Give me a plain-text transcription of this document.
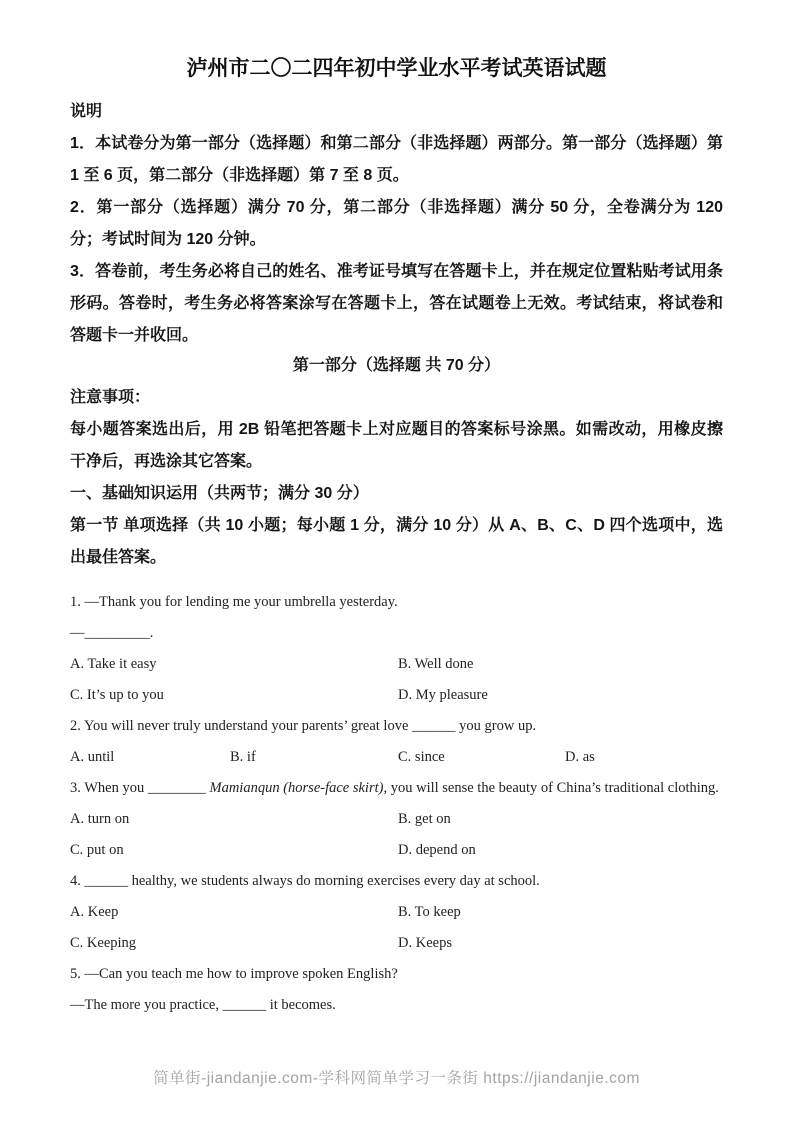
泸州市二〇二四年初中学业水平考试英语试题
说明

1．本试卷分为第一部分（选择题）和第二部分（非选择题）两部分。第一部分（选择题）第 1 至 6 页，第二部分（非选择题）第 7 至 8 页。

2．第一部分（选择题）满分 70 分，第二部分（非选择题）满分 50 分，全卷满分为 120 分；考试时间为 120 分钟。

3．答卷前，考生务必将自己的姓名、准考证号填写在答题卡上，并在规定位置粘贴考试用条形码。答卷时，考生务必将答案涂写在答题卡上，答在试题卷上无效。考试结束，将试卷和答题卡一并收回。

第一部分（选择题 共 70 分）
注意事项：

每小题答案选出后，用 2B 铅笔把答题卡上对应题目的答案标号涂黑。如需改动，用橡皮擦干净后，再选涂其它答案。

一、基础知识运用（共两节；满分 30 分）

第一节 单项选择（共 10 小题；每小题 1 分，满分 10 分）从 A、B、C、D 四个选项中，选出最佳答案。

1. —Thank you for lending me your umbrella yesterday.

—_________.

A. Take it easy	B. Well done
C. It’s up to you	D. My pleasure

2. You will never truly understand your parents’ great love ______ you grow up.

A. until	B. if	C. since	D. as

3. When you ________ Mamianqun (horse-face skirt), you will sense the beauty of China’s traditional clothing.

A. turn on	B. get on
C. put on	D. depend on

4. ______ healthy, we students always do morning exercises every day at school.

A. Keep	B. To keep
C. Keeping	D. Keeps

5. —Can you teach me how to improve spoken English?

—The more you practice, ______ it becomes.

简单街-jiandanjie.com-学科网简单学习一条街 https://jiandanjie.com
------------------------------------------------------------
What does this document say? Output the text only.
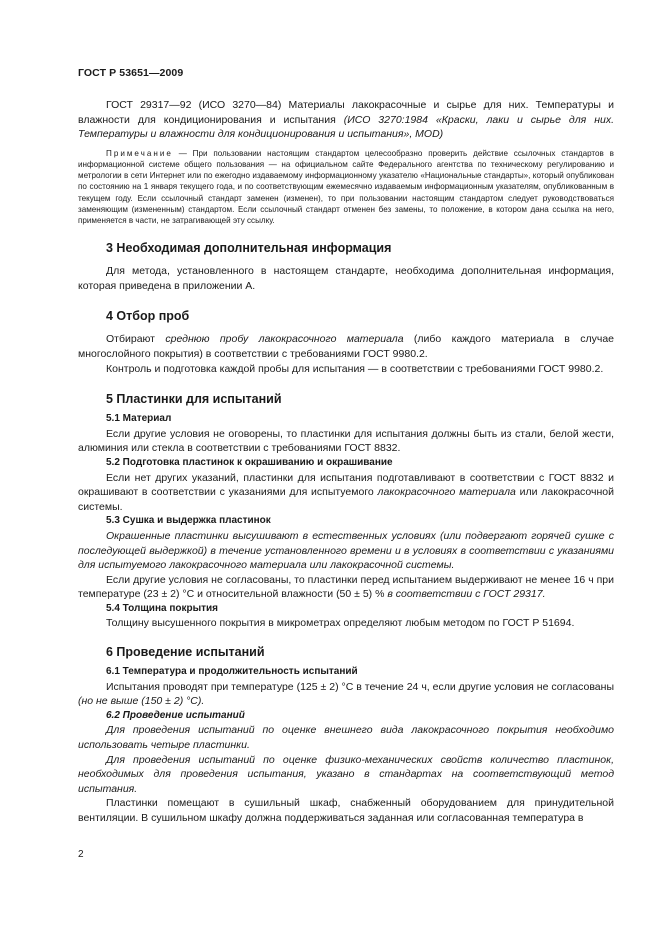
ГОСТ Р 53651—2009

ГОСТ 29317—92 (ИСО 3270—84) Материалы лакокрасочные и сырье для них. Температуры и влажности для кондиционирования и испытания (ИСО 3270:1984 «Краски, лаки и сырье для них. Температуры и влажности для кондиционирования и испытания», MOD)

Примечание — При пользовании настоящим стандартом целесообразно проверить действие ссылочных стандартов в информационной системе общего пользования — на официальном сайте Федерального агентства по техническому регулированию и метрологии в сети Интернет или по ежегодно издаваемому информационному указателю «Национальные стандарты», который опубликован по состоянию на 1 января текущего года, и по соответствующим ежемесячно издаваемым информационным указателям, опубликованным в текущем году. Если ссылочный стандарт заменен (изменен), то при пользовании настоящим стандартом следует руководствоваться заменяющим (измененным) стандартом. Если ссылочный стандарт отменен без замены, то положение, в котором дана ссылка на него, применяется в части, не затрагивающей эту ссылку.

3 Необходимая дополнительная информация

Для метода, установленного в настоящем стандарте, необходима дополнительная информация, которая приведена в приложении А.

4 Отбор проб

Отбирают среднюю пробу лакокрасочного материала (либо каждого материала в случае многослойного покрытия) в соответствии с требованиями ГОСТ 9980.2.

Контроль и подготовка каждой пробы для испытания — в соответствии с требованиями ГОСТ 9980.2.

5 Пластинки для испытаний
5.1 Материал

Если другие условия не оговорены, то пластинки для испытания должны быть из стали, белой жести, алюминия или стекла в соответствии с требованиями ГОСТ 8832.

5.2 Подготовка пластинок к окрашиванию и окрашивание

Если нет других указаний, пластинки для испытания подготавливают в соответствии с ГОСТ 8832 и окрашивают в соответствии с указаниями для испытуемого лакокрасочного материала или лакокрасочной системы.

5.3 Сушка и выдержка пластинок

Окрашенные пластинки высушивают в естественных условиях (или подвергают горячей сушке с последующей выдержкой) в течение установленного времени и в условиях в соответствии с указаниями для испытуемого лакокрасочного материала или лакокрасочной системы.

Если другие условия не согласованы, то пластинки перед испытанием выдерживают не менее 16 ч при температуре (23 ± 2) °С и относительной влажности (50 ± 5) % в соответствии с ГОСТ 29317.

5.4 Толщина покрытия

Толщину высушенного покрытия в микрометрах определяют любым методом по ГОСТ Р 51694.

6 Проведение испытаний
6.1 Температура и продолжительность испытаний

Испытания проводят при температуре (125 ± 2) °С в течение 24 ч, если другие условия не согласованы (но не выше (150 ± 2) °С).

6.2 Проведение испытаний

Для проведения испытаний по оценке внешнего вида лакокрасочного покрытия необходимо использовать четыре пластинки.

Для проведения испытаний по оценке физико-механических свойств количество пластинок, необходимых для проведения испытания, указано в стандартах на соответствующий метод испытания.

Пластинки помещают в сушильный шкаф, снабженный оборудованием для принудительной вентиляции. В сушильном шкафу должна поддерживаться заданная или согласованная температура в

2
------------------------------------------------------------
What the exercise asks:
Lines that hold "согласованы" are the ones to copy; find all of them.

Reply:
Если другие условия не согласованы, то пластинки перед испытанием выдерживают не менее 16 ч при температуре (23 ± 2) °С и относительной влажности (50 ± 5) % в соответствии с ГОСТ 29317.
Испытания проводят при температуре (125 ± 2) °С в течение 24 ч, если другие условия не согласованы (но не выше (150 ± 2) °С).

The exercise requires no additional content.